▶

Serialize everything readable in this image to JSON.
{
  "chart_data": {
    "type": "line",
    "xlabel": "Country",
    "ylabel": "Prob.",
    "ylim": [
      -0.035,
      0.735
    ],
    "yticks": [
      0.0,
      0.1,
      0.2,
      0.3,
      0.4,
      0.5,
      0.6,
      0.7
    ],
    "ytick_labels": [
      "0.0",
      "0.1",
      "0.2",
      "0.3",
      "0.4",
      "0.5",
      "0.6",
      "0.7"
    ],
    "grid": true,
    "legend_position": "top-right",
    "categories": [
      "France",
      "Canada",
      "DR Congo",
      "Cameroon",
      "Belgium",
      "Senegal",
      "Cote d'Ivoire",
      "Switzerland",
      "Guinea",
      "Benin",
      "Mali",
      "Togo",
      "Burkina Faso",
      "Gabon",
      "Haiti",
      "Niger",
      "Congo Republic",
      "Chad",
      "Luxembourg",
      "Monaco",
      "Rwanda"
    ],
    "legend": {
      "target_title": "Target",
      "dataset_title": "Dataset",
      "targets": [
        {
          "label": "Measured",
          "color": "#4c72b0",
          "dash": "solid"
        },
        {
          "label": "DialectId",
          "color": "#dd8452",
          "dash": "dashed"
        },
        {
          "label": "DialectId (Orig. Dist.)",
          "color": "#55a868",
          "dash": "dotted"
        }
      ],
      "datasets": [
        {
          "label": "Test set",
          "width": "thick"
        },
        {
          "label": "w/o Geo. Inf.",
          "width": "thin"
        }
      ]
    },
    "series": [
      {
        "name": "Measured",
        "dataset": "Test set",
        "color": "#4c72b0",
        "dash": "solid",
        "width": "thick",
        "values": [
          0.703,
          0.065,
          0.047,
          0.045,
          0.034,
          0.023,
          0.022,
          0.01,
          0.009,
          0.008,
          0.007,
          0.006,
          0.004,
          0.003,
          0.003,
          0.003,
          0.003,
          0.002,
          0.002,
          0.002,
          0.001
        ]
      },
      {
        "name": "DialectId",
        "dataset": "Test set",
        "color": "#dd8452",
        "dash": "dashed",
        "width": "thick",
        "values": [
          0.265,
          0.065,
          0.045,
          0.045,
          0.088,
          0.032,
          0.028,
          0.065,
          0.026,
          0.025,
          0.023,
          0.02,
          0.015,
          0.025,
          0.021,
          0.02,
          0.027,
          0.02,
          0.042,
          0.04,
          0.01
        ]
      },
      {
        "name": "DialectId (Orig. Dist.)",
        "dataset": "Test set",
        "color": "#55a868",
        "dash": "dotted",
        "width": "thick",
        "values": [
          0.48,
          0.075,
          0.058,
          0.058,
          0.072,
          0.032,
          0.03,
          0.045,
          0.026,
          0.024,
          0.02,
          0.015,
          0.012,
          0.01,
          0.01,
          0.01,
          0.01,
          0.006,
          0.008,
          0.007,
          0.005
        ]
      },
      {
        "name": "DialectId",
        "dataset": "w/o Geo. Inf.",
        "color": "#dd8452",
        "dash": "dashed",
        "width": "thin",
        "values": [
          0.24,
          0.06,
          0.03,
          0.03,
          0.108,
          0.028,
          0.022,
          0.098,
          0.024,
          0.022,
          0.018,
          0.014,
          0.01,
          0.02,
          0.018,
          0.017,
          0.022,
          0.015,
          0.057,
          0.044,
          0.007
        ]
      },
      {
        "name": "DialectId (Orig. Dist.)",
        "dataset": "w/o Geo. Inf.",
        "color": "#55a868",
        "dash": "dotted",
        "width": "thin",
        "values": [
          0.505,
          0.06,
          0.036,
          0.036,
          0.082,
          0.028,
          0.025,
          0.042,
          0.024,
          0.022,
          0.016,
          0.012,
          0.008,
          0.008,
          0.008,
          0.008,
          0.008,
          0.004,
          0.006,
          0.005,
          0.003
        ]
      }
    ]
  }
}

◀

§ What the exercise asks:
Write out each line of the data above again, exactly as given.

§ Exercise response:
Serialize everything readable in this image to JSON.
{
  "chart_data": {
    "type": "line",
    "xlabel": "Country",
    "ylabel": "Prob.",
    "ylim": [
      -0.035,
      0.735
    ],
    "yticks": [
      0.0,
      0.1,
      0.2,
      0.3,
      0.4,
      0.5,
      0.6,
      0.7
    ],
    "ytick_labels": [
      "0.0",
      "0.1",
      "0.2",
      "0.3",
      "0.4",
      "0.5",
      "0.6",
      "0.7"
    ],
    "grid": true,
    "legend_position": "top-right",
    "categories": [
      "France",
      "Canada",
      "DR Congo",
      "Cameroon",
      "Belgium",
      "Senegal",
      "Cote d'Ivoire",
      "Switzerland",
      "Guinea",
      "Benin",
      "Mali",
      "Togo",
      "Burkina Faso",
      "Gabon",
      "Haiti",
      "Niger",
      "Congo Republic",
      "Chad",
      "Luxembourg",
      "Monaco",
      "Rwanda"
    ],
    "legend": {
      "target_title": "Target",
      "dataset_title": "Dataset",
      "targets": [
        {
          "label": "Measured",
          "color": "#4c72b0",
          "dash": "solid"
        },
        {
          "label": "DialectId",
          "color": "#dd8452",
          "dash": "dashed"
        },
        {
          "label": "DialectId (Orig. Dist.)",
          "color": "#55a868",
          "dash": "dotted"
        }
      ],
      "datasets": [
        {
          "label": "Test set",
          "width": "thick"
        },
        {
          "label": "w/o Geo. Inf.",
          "width": "thin"
        }
      ]
    },
    "series": [
      {
        "name": "Measured",
        "dataset": "Test set",
        "color": "#4c72b0",
        "dash": "solid",
        "width": "thick",
        "values": [
          0.703,
          0.065,
          0.047,
          0.045,
          0.034,
          0.023,
          0.022,
          0.01,
          0.009,
          0.008,
          0.007,
          0.006,
          0.004,
          0.003,
          0.003,
          0.003,
          0.003,
          0.002,
          0.002,
          0.002,
          0.001
        ]
      },
      {
        "name": "DialectId",
        "dataset": "Test set",
        "color": "#dd8452",
        "dash": "dashed",
        "width": "thick",
        "values": [
          0.265,
          0.065,
          0.045,
          0.045,
          0.088,
          0.032,
          0.028,
          0.065,
          0.026,
          0.025,
          0.023,
          0.02,
          0.015,
          0.025,
          0.021,
          0.02,
          0.027,
          0.02,
          0.042,
          0.04,
          0.01
        ]
      },
      {
        "name": "DialectId (Orig. Dist.)",
        "dataset": "Test set",
        "color": "#55a868",
        "dash": "dotted",
        "width": "thick",
        "values": [
          0.48,
          0.075,
          0.058,
          0.058,
          0.072,
          0.032,
          0.03,
          0.045,
          0.026,
          0.024,
          0.02,
          0.015,
          0.012,
          0.01,
          0.01,
          0.01,
          0.01,
          0.006,
          0.008,
          0.007,
          0.005
        ]
      },
      {
        "name": "DialectId",
        "dataset": "w/o Geo. Inf.",
        "color": "#dd8452",
        "dash": "dashed",
        "width": "thin",
        "values": [
          0.24,
          0.06,
          0.03,
          0.03,
          0.108,
          0.028,
          0.022,
          0.098,
          0.024,
          0.022,
          0.018,
          0.014,
          0.01,
          0.02,
          0.018,
          0.017,
          0.022,
          0.015,
          0.057,
          0.044,
          0.007
        ]
      },
      {
        "name": "DialectId (Orig. Dist.)",
        "dataset": "w/o Geo. Inf.",
        "color": "#55a868",
        "dash": "dotted",
        "width": "thin",
        "values": [
          0.505,
          0.06,
          0.036,
          0.036,
          0.082,
          0.028,
          0.025,
          0.042,
          0.024,
          0.022,
          0.016,
          0.012,
          0.008,
          0.008,
          0.008,
          0.008,
          0.008,
          0.004,
          0.006,
          0.005,
          0.003
        ]
      }
    ]
  }
}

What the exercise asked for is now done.